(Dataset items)
========================================

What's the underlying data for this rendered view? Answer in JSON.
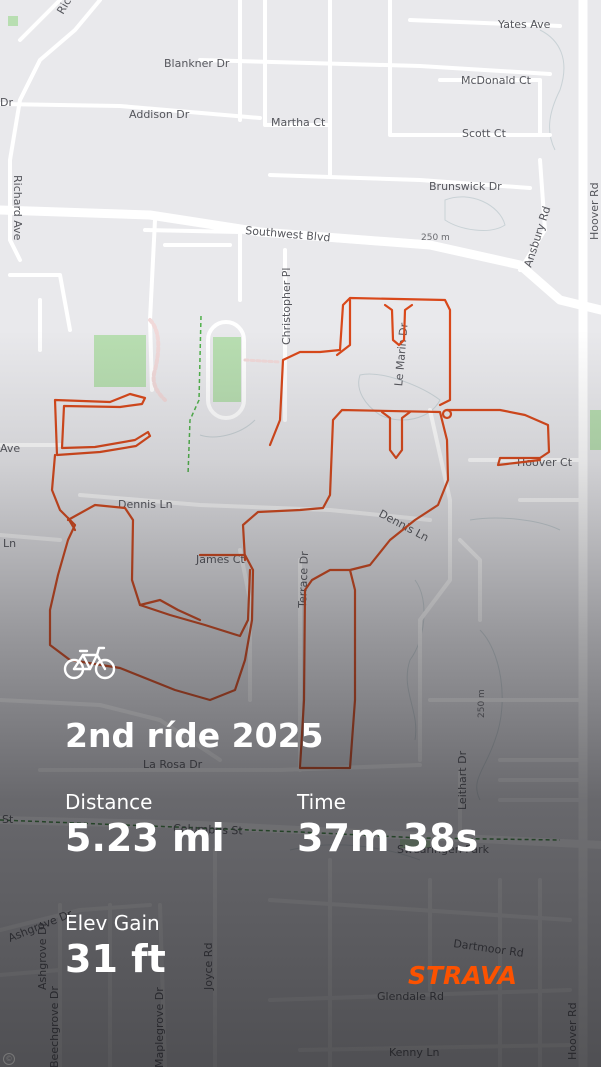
{
  "activity": {
    "title": "2nd ríde 2025",
    "type_icon": "bicycle-icon"
  },
  "stats": {
    "distance": {
      "label": "Distance",
      "value": "5.23 mi"
    },
    "time": {
      "label": "Time",
      "value": "37m 38s"
    },
    "elev_gain": {
      "label": "Elev Gain",
      "value": "31 ft"
    }
  },
  "brand": {
    "name": "STRAVA",
    "color": "#fc5200"
  },
  "colors": {
    "route": "#d9481a",
    "map_background": "#e9e9ec",
    "road": "#ffffff",
    "park": "#b8deb1"
  },
  "map": {
    "streets": [
      "Yates Ave",
      "Blankner Dr",
      "McDonald Ct",
      "Addison Dr",
      "Martha Ct",
      "Scott Ct",
      "Brunswick Dr",
      "Richard Ave",
      "Southwest Blvd",
      "Ansbury Rd",
      "Hoover Rd",
      "Christopher Pl",
      "Ave",
      "Hoover Ct",
      "Dennis Ln",
      "Dennis Ln",
      "Ln",
      "La Rosa Dr",
      "Columbus St",
      "St",
      "Leithart Dr",
      "Ashgrove Dr",
      "Joyce Rd",
      "Dartmoor Rd",
      "Glendale Rd",
      "Beechgrove Dr",
      "Maplegrove Dr",
      "Kenny Ln",
      "Swearingen Park",
      "Hoover Rd",
      "250 m",
      "250 m",
      "Richa",
      "Dr",
      "Terrace Dr",
      "Ashgrove Dr",
      "James Ct",
      "Le Marin Dr"
    ]
  }
}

========================================

■ What is expected
Reproduce every line precisely as given, omitting all pictures.

■ Exercise result
What's the underlying data for this rendered view? Answer in JSON.
{
  "activity": {
    "title": "2nd ríde 2025",
    "type_icon": "bicycle-icon"
  },
  "stats": {
    "distance": {
      "label": "Distance",
      "value": "5.23 mi"
    },
    "time": {
      "label": "Time",
      "value": "37m 38s"
    },
    "elev_gain": {
      "label": "Elev Gain",
      "value": "31 ft"
    }
  },
  "brand": {
    "name": "STRAVA",
    "color": "#fc5200"
  },
  "colors": {
    "route": "#d9481a",
    "map_background": "#e9e9ec",
    "road": "#ffffff",
    "park": "#b8deb1"
  },
  "map": {
    "streets": [
      "Yates Ave",
      "Blankner Dr",
      "McDonald Ct",
      "Addison Dr",
      "Martha Ct",
      "Scott Ct",
      "Brunswick Dr",
      "Richard Ave",
      "Southwest Blvd",
      "Ansbury Rd",
      "Hoover Rd",
      "Christopher Pl",
      "Ave",
      "Hoover Ct",
      "Dennis Ln",
      "Dennis Ln",
      "Ln",
      "La Rosa Dr",
      "Columbus St",
      "St",
      "Leithart Dr",
      "Ashgrove Dr",
      "Joyce Rd",
      "Dartmoor Rd",
      "Glendale Rd",
      "Beechgrove Dr",
      "Maplegrove Dr",
      "Kenny Ln",
      "Swearingen Park",
      "Hoover Rd",
      "250 m",
      "250 m",
      "Richa",
      "Dr",
      "Terrace Dr",
      "Ashgrove Dr",
      "James Ct",
      "Le Marin Dr"
    ]
  }
}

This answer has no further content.